_WHAT YOU NEED TO DO:_ For each statement below, tell whether the article on biofuels in Africa supports it, answering yes or no and quoting the words that decide it: (a) More than 30 NGOs have signed the petition for a moratorium. (b) Jatropha growing in Zambia relies on privatising land. (c) Most of the 13,000 hectares granted to a European investor in Oromia state is an elephant sanctuary.

_TEXT:_
· · · · ·

- Uproar is slowly spreading among African civil society organisations and scientists, fearing that the biofuel revolution will bring more food insecurity, higher food prices and hunger to the continent. A petition calling for a "moratorium on new agrofuel developments in Africa" has so far been signed by over 30 NGOs all over the continent.
Biofuels have already revolutionised agriculture in the US, Brazil and parts of Asia, and if EU energy commitments are lived up to, soon will do so in Europe. Now, foreign investors are queuing at African government offices to realise giant biofuel projects on this fertile continent, promising a new "green revolution", greater independence from the oil market and even fuel export possibilities.
And they are successful. So successful that the petitioners fear a quick negative impact on African food security, which is already endangered by rising world market prices for basic foods. "Investors are rushing to privatise our land for their plantations, while our governments willingly allocate millions of hectares from the 70% of Africa’s land that is still communally owned," the petition warns. "Jatropha" is being pushed as one of the new miracle crops for African small farmers to produce fuel, and the impact is already being felt around the continent.
In Tanzania, thousands of farmers growing rice and maize are already being evicted from fertile areas of land with good access to water, for biofuel sugar cane and jatropha plantations on newly privatised land. Villages are being cleared, but families have been given minimal compensation or opportunities for their loss of land, community and way of life, according to the petitioners.
Millions of hectares in Ethiopia have been identified as suitable for biofuel production, and many foreign companies have already been allocated land from farmland, forests and wilderness areas. Even protected areas are not safe from the spread of biofuels. One European investor has been granted 13,000 hectares of land in Oromia state; 87% of which is the Babile Elephant Sanctuary, a home to rare and endangered elephants.
In Zambia, jatropha cultivation is booming without privatisation. Foreign investors are using contracts with a large number out-growers that last up to 30 years. The petitioners fear that the out-growers have been tricked: "These contracts serve to transfer control over production from the farmer to the company, through a system of loans, numerous extra charges and service payments, and prices determined by the company. Under such a system of dependence, farmers are likely to increase their indebtedness to the company, until they may be obliged to hand over their land altogether."
In West Africa, jatropha is already being grown in Togo, Ghana, Senegal, Mali, Côte d’Ivoire and Niger. Senegal's President Abdoulaye Wade has placed fuel crops at the heart of an agriculture renewal programme in his country. In Ghana one company is planning to plant one million hectares of jatropha with support of the government, while in Benin another company has obtained permission to plant a quarter of a million hectares of biofuel crops. Farmers in Benin and in many other countries in the region have, on the average, no more than 1 hectare to grow there products and the biofuels are expected to make a serious dent into their food production.
The petitioners therefore hold that the biofuel revolution is "geared to replace millions of hectares of local agricultural systems, and the rural communities working in them, with large plantations. It is oriented to substitute biodiversity-based indigenous cropping, grazing and pasture farming systems by monocultures and genetically engineered agrofuel crops." In agreement with several new scientific analyses, they hold that "the current push for agrofuels exacerbate, rather than solve, the problem of climate change."
"Among Africa’s many challenges, food security is one of the most serious. A full car tank of ethanol uses the same amount of grain that can feed a child for a year. We do not understand how our governments can willingly take our food, land and water to meet the fuel luxuries of the wealthy in the North, when we already face problems of food security and environmental destruction at home," the petition reads.
The call for a moratorium on new biofuel developments in Africa is in line with warnings from the main UN agencies involved in agriculture and food aid, WFP and FAO, registering that the increased acreage used for biofuels is already contributing to higher food prices and may lead to more hunger in the world. Indeed, already in October last year, the UN's Special Rapporteur on the Right to Food, Jean Ziegler, in his annual report called for a world-wide 5-year moratorium on building biofuel manufacturing plants that use food stocks.

· · · · ·

_THE DATA:_
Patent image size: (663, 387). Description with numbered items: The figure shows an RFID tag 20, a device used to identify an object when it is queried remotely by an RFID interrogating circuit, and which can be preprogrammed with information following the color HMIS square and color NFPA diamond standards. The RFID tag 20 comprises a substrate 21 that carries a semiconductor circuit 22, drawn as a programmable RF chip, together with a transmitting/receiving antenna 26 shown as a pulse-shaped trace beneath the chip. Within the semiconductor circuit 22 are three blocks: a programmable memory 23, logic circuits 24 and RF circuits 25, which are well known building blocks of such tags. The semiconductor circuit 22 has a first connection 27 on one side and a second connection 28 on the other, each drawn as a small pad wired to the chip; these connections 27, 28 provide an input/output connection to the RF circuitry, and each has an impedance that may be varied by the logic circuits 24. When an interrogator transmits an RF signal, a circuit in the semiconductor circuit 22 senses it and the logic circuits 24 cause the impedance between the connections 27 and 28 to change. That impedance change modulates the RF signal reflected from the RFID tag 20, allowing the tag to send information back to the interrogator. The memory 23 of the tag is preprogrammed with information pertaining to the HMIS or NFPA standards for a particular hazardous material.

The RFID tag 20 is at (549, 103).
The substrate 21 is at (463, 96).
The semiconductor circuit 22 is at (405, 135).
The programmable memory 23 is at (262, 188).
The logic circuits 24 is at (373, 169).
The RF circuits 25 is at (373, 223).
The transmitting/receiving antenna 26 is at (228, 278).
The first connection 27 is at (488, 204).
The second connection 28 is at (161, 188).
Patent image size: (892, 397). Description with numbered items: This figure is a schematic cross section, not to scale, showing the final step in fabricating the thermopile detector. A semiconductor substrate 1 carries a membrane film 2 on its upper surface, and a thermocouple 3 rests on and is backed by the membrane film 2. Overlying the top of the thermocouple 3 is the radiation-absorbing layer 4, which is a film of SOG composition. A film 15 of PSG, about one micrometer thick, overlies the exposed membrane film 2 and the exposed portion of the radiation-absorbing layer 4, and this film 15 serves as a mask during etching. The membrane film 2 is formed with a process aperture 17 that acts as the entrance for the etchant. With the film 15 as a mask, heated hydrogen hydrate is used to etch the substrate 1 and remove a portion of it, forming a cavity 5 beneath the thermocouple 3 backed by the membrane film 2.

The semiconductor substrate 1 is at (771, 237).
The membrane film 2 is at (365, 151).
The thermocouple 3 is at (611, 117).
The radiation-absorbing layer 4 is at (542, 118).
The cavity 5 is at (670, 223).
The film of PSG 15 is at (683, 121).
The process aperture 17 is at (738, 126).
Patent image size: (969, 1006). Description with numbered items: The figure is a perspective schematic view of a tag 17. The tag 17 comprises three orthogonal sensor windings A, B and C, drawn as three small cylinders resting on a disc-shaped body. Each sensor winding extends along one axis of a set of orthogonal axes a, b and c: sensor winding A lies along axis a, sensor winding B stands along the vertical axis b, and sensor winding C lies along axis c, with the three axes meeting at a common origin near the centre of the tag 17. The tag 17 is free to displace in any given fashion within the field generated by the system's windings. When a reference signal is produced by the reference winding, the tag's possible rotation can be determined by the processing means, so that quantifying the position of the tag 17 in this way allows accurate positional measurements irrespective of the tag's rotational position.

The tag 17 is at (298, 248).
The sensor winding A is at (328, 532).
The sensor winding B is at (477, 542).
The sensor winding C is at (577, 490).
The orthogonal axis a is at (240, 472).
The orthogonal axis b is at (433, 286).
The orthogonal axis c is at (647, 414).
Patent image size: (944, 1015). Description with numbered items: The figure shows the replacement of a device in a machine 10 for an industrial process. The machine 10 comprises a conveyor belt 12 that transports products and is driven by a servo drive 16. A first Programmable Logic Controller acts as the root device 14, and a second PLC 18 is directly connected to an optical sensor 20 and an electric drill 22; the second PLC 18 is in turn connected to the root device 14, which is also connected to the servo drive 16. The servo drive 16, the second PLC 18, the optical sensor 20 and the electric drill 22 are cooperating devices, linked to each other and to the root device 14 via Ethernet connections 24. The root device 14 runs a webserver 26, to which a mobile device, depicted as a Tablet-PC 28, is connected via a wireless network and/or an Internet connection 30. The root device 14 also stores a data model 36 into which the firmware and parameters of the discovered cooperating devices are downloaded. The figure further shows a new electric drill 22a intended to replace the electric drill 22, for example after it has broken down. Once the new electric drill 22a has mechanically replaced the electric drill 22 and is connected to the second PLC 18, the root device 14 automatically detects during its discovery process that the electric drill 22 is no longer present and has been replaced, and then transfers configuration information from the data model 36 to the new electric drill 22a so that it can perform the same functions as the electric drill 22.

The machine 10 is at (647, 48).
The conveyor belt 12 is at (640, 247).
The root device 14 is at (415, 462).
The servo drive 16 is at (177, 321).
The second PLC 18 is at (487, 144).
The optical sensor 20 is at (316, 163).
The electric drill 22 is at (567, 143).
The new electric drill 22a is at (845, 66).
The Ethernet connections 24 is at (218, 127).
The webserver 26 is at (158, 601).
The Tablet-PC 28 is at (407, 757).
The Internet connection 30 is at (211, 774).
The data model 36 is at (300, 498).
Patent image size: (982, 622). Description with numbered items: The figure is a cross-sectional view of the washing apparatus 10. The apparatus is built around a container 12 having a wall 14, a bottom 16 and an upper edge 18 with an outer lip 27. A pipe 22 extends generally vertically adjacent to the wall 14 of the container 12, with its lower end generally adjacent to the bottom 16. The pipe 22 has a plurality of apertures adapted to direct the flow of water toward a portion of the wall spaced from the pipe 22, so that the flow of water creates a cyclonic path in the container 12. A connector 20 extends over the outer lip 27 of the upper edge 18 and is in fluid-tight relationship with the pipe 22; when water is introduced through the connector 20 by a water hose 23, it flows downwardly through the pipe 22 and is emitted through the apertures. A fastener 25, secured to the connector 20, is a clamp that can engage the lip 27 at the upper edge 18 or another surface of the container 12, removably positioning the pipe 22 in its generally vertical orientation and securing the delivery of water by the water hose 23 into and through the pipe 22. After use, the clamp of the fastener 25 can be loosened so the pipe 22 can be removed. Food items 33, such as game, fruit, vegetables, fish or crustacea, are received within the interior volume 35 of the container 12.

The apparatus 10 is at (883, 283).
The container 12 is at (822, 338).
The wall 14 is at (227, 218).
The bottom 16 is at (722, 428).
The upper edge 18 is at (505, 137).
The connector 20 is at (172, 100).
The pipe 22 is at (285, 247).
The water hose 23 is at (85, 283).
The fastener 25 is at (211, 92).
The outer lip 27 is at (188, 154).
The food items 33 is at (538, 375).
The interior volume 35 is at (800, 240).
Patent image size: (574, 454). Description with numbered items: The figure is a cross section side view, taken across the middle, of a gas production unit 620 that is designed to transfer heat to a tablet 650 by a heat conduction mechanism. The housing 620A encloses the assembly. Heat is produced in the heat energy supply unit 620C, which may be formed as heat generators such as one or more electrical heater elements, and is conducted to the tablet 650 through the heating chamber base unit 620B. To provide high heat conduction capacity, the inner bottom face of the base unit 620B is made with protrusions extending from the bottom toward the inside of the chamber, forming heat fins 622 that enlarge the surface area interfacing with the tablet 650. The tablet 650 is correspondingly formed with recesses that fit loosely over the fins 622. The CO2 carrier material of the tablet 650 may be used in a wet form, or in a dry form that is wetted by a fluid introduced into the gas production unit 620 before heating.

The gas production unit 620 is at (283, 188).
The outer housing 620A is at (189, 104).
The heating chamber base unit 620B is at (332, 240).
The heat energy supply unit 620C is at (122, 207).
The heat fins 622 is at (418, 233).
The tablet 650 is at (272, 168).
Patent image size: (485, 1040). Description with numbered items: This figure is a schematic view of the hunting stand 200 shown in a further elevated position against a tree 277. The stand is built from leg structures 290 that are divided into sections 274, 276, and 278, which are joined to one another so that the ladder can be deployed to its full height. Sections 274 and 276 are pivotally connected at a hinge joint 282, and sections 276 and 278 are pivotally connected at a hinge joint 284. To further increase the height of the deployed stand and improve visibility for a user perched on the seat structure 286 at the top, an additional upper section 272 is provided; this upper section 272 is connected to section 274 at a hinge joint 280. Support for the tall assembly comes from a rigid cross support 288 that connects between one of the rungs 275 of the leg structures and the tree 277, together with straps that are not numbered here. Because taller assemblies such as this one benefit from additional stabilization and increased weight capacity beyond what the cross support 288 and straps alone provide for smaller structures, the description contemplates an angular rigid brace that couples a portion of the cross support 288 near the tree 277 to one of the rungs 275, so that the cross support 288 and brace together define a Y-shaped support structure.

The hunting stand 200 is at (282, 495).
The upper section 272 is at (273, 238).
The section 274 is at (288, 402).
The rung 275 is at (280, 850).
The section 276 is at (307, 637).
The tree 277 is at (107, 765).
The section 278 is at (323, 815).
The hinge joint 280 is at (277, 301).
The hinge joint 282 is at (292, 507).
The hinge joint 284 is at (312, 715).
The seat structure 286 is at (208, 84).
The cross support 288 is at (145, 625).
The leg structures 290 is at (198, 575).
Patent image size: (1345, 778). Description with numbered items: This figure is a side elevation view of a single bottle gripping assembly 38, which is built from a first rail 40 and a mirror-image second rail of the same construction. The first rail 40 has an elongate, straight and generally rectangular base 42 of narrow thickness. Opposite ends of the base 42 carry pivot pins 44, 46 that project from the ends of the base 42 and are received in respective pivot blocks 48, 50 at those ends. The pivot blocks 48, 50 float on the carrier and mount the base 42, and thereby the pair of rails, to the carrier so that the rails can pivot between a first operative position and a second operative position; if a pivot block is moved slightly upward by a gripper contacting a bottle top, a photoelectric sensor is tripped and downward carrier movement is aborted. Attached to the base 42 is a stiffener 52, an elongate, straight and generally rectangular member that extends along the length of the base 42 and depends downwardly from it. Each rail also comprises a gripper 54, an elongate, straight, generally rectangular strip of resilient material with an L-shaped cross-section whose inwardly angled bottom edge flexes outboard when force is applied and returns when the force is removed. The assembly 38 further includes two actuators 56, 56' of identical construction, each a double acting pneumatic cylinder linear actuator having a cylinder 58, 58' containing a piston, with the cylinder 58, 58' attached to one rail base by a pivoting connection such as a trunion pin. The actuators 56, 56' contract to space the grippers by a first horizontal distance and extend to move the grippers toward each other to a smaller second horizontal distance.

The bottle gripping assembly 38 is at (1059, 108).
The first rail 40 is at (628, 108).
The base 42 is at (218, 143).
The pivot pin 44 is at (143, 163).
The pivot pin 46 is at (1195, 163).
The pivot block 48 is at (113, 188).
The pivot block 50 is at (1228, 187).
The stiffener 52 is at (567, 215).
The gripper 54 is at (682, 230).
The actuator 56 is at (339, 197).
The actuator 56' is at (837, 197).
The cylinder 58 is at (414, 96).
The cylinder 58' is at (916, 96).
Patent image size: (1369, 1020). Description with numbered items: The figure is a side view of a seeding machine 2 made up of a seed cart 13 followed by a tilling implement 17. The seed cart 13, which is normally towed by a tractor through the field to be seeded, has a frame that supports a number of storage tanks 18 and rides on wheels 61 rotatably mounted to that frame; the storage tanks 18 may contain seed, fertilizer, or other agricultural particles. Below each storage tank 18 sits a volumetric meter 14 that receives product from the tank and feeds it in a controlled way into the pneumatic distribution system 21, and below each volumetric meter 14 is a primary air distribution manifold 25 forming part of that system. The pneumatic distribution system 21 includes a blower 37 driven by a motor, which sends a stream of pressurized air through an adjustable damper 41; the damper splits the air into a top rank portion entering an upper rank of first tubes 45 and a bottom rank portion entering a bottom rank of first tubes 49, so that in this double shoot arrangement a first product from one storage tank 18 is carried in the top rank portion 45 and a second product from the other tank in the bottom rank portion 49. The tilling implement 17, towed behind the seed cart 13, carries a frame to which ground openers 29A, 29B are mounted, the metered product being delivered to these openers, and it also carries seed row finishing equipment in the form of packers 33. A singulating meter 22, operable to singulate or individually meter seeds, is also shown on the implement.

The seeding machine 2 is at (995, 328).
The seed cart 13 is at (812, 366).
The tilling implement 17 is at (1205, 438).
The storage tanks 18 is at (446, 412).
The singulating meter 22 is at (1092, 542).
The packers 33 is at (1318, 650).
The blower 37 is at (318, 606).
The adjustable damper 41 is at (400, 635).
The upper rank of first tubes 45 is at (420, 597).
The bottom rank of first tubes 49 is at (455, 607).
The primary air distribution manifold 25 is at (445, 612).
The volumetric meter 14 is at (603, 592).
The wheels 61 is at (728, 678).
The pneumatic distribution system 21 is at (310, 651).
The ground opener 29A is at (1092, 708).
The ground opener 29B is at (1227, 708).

· · · · ·

_TASK RESULT:_
(a) Yes: "has so far been signed by over 30 NGOs all over the continent"
(b) No: "In Zambia, jatropha cultivation is booming without privatisation."
(c) Yes: "87% of which is the Babile Elephant Sanctuary"